__Excerpted text__:
· · · · · · ·
Re: [v8-dev] Utility to check if a given stream can parse as Javascript (ORB)

'Łukasz Anforowicz' via v8-dev Tue, 31 May 2022 10:34:25 -0700

On Tue, May 31, 2022 at 9:00 AM Leszek Swirski <[email protected]> wrote:


> I want to note one thing here, kind of a side observation really:
> while(1); is valid JS, it's just an infinite loop. Do we also want to
> guard against common patterns like this?
>

FWIW today CORB explicitly detects and blocks `while(1);` (the code here
<https://source.chromium.org/chromium/chromium/src/+/main:services/network/public/cpp/corb/corb_impl.cc;l=471-505;drc=3c60abdfc28ef5be216ebdf4501cf3a24c901007>
has
some extra comments and details).  OTOH, 1) I am not sure if detecting
`while(1);` is a hard requirements (maybe detecting JS-parser-breakers
<https://source.chromium.org/chromium/chromium/src/+/main:services/network/public/cpp/corb/corb_impl.cc;l=483-498;drc=3c60abdfc28ef5be216ebdf4501cf3a24c901007>
is sufficient), and 2) I am not sure if/how `while(1);`-related
considerations impact the main points and questions from Daniel.

>
> - Leszek
>
> On Tue, May 31, 2022 at 2:45 PM 'Daniel Vogelheim' via v8-dev <
> [email protected]> wrote:
>
>> Hi all,
>>
>> Apologies for reviving this thread, but this problem is coming up again.
>> I think the answer of parsing in a separate process would work, but I'd
>> really like to find a simpler solution. For all I can see, the underlying
>> security requirements should be much less strict than the current ORB
>> proposal implies. An approximation should do just fine. For example, for
>> media formats we just look for a "magic number" (e.g. a 3-byte constant for
>> JPEG files); so I don't think we need a full parse of the input.
>>
>> Here is how I'd like to simplify this:
>> - Run only the JS scanner. (Including charset + comment processing.)
>> - Take the first N tokens. I suspect N=3 would be enough.
>> - Check the token list against a set of permissible token sequences.
>>
>> Even for small N a complete list of permissible sequences might be rather
>> large. It might be worth approximating it.
>> In either case, this method easily distinguishes valid JS from pretty
>> much any of the requirements from Lukasz' earlier mail (except "while(1);",
>> which needs N>=5). It does leave some ambiguity towards JSON, but IMHO
>> that's tolerable.
>>
>> Would this make sense from a V8 perspective?
>>
>> Is it possible to generate a list of possible token sequences from the JS
>> grammar, or would one have to do that manually? (For, say, N=3)
· · · · · · ·
__Listed entries__:
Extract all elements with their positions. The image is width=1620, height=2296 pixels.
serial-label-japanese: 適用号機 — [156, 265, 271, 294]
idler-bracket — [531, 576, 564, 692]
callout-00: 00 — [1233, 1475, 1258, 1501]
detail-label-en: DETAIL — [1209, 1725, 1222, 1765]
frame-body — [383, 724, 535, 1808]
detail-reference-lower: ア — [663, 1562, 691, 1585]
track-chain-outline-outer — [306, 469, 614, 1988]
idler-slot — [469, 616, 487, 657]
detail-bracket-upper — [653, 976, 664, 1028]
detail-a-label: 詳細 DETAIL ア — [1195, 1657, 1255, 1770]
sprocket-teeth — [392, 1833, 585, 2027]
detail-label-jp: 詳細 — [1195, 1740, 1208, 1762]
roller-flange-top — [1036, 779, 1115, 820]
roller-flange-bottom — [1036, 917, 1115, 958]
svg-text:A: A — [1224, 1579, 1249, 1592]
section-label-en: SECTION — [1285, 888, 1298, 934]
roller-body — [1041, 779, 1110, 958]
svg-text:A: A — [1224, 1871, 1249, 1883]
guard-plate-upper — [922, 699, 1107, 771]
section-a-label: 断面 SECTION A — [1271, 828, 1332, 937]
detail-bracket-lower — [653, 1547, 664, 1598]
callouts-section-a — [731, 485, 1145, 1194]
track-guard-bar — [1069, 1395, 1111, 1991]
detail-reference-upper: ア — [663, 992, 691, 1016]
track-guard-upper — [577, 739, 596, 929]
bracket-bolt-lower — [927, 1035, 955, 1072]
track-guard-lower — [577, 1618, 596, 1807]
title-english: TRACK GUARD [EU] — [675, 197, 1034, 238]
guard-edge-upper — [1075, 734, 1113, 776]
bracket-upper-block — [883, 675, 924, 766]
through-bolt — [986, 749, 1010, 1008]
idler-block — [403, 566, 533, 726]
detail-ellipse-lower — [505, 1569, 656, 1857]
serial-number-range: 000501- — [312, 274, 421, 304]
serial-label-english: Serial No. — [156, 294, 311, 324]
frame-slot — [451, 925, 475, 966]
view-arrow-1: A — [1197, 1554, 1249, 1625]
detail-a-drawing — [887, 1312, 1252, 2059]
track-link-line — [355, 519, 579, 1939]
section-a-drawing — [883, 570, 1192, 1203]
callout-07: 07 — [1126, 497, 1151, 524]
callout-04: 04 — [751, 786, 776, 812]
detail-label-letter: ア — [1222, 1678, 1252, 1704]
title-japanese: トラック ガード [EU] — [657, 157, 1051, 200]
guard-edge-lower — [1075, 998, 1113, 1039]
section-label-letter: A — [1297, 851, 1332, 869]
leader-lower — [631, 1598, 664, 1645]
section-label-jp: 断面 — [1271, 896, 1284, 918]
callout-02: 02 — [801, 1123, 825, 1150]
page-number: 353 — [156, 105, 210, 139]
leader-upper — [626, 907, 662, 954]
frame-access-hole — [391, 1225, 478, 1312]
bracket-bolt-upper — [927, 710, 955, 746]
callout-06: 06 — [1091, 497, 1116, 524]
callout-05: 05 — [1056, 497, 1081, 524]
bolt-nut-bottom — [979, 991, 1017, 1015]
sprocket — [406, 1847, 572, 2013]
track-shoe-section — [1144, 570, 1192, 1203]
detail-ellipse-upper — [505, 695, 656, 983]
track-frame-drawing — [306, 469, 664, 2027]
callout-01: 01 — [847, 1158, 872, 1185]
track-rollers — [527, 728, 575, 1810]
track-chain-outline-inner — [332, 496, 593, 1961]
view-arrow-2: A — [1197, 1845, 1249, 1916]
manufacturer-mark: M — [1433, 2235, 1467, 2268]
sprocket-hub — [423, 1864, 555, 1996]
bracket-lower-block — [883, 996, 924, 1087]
· · · · · · ·
__Instructions__:
**A.** In the v8-dev thread, how many tokens does Daniel Vogelheim suspect would be enough for the JS scanner check?
**B.** Please reproduce the v8-dev thread word for word, starting with "On Tue, May 31, 2022 at 9:00" and going on through "patterns like this?".
Work only from the v8-dev thread.

__Solutions to the exercise__:
**A.** Three (N=3).

**B.**
On Tue, May 31, 2022 at 9:00 AM Leszek Swirski <[email protected]> wrote:


> I want to note one thing here, kind of a side observation really:
> while(1); is valid JS, it's just an infinite loop. Do we also want to
> guard against common patterns like this?